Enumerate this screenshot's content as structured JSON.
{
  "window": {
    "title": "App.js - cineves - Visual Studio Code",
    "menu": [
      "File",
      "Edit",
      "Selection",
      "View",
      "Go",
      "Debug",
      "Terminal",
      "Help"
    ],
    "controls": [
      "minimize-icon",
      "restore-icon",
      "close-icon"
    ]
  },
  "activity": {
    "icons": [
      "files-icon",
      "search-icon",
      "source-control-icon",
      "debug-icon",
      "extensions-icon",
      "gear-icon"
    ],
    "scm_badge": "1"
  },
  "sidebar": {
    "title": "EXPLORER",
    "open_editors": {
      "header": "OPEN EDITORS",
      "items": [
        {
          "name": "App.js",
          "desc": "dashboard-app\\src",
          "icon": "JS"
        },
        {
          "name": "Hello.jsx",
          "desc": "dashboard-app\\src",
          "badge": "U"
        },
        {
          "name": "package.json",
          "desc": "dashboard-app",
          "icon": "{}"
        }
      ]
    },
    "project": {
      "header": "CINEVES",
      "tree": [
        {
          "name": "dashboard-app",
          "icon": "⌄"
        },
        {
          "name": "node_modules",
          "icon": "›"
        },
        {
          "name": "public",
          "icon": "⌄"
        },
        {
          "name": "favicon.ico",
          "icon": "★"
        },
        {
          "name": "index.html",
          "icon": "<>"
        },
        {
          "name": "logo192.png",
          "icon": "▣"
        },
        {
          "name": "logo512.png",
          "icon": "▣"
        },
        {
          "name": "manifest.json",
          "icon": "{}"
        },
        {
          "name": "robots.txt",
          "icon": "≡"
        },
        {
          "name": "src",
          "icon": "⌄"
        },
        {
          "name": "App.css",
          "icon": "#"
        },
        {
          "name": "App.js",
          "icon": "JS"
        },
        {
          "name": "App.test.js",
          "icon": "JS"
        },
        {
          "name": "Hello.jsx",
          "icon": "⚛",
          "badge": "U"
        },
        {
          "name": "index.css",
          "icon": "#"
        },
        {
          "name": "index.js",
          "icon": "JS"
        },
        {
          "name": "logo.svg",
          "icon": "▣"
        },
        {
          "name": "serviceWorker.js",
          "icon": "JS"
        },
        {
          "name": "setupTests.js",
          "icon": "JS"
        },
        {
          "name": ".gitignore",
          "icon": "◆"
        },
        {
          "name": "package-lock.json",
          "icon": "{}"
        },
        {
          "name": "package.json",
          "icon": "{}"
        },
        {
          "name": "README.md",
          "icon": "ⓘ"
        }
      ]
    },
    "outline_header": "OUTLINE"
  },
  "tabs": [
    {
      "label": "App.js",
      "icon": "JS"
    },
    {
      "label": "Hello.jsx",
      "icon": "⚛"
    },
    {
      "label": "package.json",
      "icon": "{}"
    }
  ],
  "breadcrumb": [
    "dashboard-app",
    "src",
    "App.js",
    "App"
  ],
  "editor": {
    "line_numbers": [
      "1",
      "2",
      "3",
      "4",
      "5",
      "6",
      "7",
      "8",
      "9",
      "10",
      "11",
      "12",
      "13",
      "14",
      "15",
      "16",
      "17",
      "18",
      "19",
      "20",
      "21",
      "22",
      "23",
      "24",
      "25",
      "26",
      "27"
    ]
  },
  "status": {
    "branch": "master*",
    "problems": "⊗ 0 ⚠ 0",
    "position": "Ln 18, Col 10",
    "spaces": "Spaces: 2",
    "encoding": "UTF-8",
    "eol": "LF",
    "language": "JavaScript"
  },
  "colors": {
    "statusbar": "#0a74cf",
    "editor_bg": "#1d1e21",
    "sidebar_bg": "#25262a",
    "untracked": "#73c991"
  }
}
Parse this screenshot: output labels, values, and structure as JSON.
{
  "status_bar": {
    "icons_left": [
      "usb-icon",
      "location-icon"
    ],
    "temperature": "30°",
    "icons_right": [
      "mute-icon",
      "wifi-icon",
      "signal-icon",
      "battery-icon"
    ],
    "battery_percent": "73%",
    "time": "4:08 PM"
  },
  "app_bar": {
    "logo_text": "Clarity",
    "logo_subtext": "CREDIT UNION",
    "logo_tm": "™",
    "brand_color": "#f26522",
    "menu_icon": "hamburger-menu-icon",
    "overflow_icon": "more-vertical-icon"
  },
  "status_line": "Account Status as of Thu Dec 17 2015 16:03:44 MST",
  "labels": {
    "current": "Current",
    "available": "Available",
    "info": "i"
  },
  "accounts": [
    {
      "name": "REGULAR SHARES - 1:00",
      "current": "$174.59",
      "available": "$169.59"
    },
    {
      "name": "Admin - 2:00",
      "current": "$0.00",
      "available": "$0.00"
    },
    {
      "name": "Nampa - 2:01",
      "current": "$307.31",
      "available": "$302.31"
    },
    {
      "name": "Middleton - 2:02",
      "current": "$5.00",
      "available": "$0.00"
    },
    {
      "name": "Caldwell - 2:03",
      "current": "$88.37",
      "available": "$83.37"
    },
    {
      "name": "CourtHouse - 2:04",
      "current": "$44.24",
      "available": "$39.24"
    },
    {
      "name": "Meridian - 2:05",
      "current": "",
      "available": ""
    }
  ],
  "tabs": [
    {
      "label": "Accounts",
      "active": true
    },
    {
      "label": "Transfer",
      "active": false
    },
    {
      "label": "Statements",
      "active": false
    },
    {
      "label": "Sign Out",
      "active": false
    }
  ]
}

○ ○ ○

## STATED EXERCISE
Set down all of the entries exactly, please.

## RESULT FOR THIS TASK
Enumerate this screenshot's content as structured JSON.
{
  "window": {
    "title": "App.js - cineves - Visual Studio Code",
    "menu": [
      "File",
      "Edit",
      "Selection",
      "View",
      "Go",
      "Debug",
      "Terminal",
      "Help"
    ],
    "controls": [
      "minimize-icon",
      "restore-icon",
      "close-icon"
    ]
  },
  "activity": {
    "icons": [
      "files-icon",
      "search-icon",
      "source-control-icon",
      "debug-icon",
      "extensions-icon",
      "gear-icon"
    ],
    "scm_badge": "1"
  },
  "sidebar": {
    "title": "EXPLORER",
    "open_editors": {
      "header": "OPEN EDITORS",
      "items": [
        {
          "name": "App.js",
          "desc": "dashboard-app\\src",
          "icon": "JS"
        },
        {
          "name": "Hello.jsx",
          "desc": "dashboard-app\\src",
          "badge": "U"
        },
        {
          "name": "package.json",
          "desc": "dashboard-app",
          "icon": "{}"
        }
      ]
    },
    "project": {
      "header": "CINEVES",
      "tree": [
        {
          "name": "dashboard-app",
          "icon": "⌄"
        },
        {
          "name": "node_modules",
          "icon": "›"
        },
        {
          "name": "public",
          "icon": "⌄"
        },
        {
          "name": "favicon.ico",
          "icon": "★"
        },
        {
          "name": "index.html",
          "icon": "<>"
        },
        {
          "name": "logo192.png",
          "icon": "▣"
        },
        {
          "name": "logo512.png",
          "icon": "▣"
        },
        {
          "name": "manifest.json",
          "icon": "{}"
        },
        {
          "name": "robots.txt",
          "icon": "≡"
        },
        {
          "name": "src",
          "icon": "⌄"
        },
        {
          "name": "App.css",
          "icon": "#"
        },
        {
          "name": "App.js",
          "icon": "JS"
        },
        {
          "name": "App.test.js",
          "icon": "JS"
        },
        {
          "name": "Hello.jsx",
          "icon": "⚛",
          "badge": "U"
        },
        {
          "name": "index.css",
          "icon": "#"
        },
        {
          "name": "index.js",
          "icon": "JS"
        },
        {
          "name": "logo.svg",
          "icon": "▣"
        },
        {
          "name": "serviceWorker.js",
          "icon": "JS"
        },
        {
          "name": "setupTests.js",
          "icon": "JS"
        },
        {
          "name": ".gitignore",
          "icon": "◆"
        },
        {
          "name": "package-lock.json",
          "icon": "{}"
        },
        {
          "name": "package.json",
          "icon": "{}"
        },
        {
          "name": "README.md",
          "icon": "ⓘ"
        }
      ]
    },
    "outline_header": "OUTLINE"
  },
  "tabs": [
    {
      "label": "App.js",
      "icon": "JS"
    },
    {
      "label": "Hello.jsx",
      "icon": "⚛"
    },
    {
      "label": "package.json",
      "icon": "{}"
    }
  ],
  "breadcrumb": [
    "dashboard-app",
    "src",
    "App.js",
    "App"
  ],
  "editor": {
    "line_numbers": [
      "1",
      "2",
      "3",
      "4",
      "5",
      "6",
      "7",
      "8",
      "9",
      "10",
      "11",
      "12",
      "13",
      "14",
      "15",
      "16",
      "17",
      "18",
      "19",
      "20",
      "21",
      "22",
      "23",
      "24",
      "25",
      "26",
      "27"
    ]
  },
  "status": {
    "branch": "master*",
    "problems": "⊗ 0 ⚠ 0",
    "position": "Ln 18, Col 10",
    "spaces": "Spaces: 2",
    "encoding": "UTF-8",
    "eol": "LF",
    "language": "JavaScript"
  },
  "colors": {
    "statusbar": "#0a74cf",
    "editor_bg": "#1d1e21",
    "sidebar_bg": "#25262a",
    "untracked": "#73c991"
  }
}
Parse this screenshot: output labels, values, and structure as JSON.
{
  "status_bar": {
    "icons_left": [
      "usb-icon",
      "location-icon"
    ],
    "temperature": "30°",
    "icons_right": [
      "mute-icon",
      "wifi-icon",
      "signal-icon",
      "battery-icon"
    ],
    "battery_percent": "73%",
    "time": "4:08 PM"
  },
  "app_bar": {
    "logo_text": "Clarity",
    "logo_subtext": "CREDIT UNION",
    "logo_tm": "™",
    "brand_color": "#f26522",
    "menu_icon": "hamburger-menu-icon",
    "overflow_icon": "more-vertical-icon"
  },
  "status_line": "Account Status as of Thu Dec 17 2015 16:03:44 MST",
  "labels": {
    "current": "Current",
    "available": "Available",
    "info": "i"
  },
  "accounts": [
    {
      "name": "REGULAR SHARES - 1:00",
      "current": "$174.59",
      "available": "$169.59"
    },
    {
      "name": "Admin - 2:00",
      "current": "$0.00",
      "available": "$0.00"
    },
    {
      "name": "Nampa - 2:01",
      "current": "$307.31",
      "available": "$302.31"
    },
    {
      "name": "Middleton - 2:02",
      "current": "$5.00",
      "available": "$0.00"
    },
    {
      "name": "Caldwell - 2:03",
      "current": "$88.37",
      "available": "$83.37"
    },
    {
      "name": "CourtHouse - 2:04",
      "current": "$44.24",
      "available": "$39.24"
    },
    {
      "name": "Meridian - 2:05",
      "current": "",
      "available": ""
    }
  ],
  "tabs": [
    {
      "label": "Accounts",
      "active": true
    },
    {
      "label": "Transfer",
      "active": false
    },
    {
      "label": "Statements",
      "active": false
    },
    {
      "label": "Sign Out",
      "active": false
    }
  ]
}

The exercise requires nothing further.